> **ACTIVITY**: Pick every line with "found" from the material below.
= = = = =
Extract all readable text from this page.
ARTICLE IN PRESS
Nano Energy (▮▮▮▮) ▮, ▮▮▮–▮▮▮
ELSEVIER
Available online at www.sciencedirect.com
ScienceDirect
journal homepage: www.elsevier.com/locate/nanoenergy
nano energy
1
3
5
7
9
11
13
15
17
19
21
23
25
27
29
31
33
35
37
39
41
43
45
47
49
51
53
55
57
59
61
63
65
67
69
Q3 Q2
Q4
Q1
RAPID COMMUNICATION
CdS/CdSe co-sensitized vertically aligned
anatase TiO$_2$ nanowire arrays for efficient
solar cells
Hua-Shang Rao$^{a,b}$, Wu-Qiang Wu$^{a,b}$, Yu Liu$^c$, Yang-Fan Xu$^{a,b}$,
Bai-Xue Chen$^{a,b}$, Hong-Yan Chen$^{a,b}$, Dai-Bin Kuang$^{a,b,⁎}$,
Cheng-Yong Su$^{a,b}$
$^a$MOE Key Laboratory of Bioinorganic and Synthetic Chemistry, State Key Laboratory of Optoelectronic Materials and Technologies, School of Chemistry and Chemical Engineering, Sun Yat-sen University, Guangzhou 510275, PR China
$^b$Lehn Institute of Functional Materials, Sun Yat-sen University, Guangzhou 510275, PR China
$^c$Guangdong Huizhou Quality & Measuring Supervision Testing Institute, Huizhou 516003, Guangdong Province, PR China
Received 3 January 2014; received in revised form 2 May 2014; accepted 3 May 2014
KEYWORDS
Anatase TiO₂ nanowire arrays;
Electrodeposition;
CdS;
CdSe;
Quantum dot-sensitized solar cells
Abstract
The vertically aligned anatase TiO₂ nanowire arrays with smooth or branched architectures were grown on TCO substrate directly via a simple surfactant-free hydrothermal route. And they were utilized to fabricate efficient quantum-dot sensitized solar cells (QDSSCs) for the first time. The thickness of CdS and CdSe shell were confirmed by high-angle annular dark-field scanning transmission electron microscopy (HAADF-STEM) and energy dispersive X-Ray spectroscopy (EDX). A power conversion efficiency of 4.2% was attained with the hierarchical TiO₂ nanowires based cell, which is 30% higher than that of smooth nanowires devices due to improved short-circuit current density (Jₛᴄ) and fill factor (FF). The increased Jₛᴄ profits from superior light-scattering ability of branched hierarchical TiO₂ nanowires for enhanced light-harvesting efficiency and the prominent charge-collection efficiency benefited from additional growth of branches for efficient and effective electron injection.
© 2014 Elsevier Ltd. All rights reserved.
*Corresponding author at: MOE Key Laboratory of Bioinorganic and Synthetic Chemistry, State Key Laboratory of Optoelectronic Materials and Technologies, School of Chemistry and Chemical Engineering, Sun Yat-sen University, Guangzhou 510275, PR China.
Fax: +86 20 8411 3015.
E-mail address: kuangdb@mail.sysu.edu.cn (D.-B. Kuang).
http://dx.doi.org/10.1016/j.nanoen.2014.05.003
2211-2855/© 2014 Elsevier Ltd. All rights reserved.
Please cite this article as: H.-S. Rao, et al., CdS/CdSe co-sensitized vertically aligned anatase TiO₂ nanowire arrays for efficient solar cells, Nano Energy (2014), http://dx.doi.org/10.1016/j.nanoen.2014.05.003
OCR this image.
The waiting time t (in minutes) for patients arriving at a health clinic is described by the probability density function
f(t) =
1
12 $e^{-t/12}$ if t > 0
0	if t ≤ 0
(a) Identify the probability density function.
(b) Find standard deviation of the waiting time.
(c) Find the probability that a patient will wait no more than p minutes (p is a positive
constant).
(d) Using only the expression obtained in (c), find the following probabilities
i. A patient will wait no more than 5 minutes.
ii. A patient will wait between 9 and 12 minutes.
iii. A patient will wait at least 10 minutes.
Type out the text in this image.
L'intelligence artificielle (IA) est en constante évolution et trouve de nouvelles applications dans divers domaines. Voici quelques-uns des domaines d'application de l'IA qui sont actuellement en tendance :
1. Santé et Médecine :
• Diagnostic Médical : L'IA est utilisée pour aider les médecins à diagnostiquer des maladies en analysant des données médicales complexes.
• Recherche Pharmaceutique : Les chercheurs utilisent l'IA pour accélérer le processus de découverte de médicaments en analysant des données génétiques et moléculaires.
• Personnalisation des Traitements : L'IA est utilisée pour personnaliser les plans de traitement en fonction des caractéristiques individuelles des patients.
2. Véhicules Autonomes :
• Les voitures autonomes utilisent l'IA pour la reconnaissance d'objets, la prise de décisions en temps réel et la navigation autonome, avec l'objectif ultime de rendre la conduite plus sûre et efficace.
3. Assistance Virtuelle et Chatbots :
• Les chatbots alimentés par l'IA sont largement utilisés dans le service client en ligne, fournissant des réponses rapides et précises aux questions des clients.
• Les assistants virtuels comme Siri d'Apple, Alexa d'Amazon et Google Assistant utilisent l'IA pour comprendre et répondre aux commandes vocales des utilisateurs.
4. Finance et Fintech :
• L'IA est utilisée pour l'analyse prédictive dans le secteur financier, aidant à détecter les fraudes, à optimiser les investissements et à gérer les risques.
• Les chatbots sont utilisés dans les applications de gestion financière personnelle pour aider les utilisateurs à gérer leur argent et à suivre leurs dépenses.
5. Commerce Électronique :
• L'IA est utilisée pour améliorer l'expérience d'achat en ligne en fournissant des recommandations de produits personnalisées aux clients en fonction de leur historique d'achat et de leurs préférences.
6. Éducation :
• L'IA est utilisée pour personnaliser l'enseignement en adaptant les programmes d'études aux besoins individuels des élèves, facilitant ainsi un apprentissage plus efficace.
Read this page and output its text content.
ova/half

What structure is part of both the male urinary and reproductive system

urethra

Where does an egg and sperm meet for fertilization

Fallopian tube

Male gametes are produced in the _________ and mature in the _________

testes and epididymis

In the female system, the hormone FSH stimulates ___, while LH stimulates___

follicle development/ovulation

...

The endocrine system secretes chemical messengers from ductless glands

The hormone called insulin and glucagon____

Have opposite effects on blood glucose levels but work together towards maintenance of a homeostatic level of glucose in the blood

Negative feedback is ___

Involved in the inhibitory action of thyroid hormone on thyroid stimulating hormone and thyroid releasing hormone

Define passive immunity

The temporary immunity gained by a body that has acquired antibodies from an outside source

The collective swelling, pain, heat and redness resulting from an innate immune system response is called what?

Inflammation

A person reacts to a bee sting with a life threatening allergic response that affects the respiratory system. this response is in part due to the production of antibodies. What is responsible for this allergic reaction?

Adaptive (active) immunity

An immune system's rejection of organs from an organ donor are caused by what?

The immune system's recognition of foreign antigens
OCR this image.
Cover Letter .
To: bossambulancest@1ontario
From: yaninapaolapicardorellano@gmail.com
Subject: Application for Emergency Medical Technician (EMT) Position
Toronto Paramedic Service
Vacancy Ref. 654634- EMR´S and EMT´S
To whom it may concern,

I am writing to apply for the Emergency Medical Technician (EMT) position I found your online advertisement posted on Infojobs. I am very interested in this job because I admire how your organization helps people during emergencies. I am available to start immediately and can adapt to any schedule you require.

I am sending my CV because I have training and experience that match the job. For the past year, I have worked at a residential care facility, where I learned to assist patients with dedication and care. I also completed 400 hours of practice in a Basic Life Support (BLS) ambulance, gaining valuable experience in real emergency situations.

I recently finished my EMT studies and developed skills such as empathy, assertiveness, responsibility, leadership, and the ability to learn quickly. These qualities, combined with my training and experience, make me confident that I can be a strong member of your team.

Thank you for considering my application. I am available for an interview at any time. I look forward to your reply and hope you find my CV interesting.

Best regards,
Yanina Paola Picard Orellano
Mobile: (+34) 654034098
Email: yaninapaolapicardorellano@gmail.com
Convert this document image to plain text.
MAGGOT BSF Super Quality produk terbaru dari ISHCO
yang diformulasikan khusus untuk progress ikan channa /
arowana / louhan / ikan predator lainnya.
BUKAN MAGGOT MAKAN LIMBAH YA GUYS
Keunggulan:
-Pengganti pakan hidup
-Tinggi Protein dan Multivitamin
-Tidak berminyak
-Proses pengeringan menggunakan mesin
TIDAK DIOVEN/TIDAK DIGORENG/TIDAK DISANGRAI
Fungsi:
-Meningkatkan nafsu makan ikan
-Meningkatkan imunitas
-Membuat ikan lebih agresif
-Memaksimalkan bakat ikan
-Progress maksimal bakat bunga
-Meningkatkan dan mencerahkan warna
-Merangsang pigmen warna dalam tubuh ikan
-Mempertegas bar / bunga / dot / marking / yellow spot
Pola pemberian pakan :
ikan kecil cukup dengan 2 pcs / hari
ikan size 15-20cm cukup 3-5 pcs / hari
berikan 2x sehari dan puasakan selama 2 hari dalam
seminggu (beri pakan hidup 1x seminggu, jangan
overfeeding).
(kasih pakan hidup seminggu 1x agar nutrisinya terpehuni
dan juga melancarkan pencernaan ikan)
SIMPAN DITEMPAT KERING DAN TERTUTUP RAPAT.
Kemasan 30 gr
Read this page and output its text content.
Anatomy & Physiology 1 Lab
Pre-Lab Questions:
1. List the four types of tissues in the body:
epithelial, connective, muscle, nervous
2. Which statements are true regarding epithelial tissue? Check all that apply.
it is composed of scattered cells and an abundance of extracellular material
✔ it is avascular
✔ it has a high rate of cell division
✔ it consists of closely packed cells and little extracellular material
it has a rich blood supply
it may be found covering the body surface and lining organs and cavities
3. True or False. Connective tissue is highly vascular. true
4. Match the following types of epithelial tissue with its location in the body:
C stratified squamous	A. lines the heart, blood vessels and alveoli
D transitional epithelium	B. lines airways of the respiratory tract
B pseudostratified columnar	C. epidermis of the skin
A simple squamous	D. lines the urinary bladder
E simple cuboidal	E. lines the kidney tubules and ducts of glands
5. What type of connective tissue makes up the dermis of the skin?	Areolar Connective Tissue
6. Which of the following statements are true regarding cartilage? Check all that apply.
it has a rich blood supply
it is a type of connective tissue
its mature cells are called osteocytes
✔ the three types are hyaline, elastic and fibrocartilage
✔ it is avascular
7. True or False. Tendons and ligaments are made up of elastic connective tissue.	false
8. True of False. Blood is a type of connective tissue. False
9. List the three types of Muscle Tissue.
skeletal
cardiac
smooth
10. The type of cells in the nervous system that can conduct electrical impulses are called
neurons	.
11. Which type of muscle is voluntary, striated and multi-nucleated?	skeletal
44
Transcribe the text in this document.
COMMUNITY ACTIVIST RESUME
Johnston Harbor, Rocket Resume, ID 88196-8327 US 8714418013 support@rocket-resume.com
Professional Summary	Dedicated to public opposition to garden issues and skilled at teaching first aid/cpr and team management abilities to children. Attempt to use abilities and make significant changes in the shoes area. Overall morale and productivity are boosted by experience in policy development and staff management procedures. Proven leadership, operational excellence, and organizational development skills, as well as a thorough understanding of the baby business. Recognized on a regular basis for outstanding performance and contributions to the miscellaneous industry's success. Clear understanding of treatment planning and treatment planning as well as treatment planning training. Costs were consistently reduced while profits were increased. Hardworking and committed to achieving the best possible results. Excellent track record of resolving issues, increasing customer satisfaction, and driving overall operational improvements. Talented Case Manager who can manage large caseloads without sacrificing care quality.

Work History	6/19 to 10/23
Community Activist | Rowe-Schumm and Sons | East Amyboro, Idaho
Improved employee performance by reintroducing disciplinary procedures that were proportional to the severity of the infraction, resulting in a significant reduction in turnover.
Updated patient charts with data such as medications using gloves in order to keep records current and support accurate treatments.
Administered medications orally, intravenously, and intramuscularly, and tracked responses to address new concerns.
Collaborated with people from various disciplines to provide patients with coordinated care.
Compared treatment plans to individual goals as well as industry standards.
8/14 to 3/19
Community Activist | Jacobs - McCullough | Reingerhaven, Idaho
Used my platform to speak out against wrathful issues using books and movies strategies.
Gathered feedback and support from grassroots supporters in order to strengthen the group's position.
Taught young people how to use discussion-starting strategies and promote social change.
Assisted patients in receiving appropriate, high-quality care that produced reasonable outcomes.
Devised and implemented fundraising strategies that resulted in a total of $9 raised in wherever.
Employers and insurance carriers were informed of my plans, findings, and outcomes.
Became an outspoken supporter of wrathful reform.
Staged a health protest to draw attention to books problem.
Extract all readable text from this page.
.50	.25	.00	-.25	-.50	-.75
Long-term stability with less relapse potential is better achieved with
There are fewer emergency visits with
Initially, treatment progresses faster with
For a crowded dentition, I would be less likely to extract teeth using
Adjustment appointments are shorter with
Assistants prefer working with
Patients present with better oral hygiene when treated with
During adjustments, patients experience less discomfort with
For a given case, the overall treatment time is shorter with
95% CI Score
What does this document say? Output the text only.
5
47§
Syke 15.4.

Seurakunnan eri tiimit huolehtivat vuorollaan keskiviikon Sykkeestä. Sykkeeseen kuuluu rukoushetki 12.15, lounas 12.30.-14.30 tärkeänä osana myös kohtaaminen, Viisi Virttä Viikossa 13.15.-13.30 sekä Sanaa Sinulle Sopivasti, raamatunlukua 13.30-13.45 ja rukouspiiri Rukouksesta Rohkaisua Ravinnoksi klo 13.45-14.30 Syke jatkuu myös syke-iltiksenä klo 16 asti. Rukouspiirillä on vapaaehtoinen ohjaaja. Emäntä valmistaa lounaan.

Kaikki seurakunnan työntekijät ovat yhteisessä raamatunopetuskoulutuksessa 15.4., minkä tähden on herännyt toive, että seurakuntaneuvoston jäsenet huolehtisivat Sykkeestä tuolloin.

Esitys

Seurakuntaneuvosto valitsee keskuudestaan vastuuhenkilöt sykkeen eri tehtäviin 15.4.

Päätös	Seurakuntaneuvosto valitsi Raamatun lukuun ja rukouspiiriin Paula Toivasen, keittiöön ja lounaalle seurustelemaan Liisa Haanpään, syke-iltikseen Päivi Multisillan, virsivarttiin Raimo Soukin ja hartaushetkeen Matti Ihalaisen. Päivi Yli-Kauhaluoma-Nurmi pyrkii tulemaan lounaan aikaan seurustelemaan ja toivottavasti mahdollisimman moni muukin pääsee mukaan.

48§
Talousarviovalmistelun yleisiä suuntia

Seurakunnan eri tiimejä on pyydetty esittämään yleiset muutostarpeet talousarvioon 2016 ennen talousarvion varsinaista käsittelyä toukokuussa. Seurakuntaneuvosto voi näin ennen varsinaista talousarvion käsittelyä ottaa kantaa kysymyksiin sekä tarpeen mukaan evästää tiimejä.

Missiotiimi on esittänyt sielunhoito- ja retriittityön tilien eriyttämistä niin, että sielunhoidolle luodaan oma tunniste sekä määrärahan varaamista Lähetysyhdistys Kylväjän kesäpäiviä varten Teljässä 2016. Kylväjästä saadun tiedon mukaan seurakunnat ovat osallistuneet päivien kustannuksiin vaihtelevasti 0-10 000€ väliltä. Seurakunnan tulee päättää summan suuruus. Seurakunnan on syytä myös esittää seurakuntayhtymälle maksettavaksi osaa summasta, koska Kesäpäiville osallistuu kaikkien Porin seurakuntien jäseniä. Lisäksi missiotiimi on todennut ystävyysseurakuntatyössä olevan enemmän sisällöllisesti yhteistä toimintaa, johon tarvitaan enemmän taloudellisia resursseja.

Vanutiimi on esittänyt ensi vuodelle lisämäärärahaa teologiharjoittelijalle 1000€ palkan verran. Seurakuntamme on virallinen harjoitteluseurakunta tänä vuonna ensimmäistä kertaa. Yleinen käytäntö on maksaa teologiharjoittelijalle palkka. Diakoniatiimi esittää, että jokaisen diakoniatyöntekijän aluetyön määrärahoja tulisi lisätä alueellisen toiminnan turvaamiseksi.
= = = = =
> **OUTPUT OF THE TASK**:
I am writing to apply for the Emergency Medical Technician (EMT) position I found your online advertisement posted on Infojobs. I am very interested in this job because I admire how your organization helps people during emergencies. I am available to start immediately and can adapt to any schedule you require.
it may be found covering the body surface and lining organs and cavities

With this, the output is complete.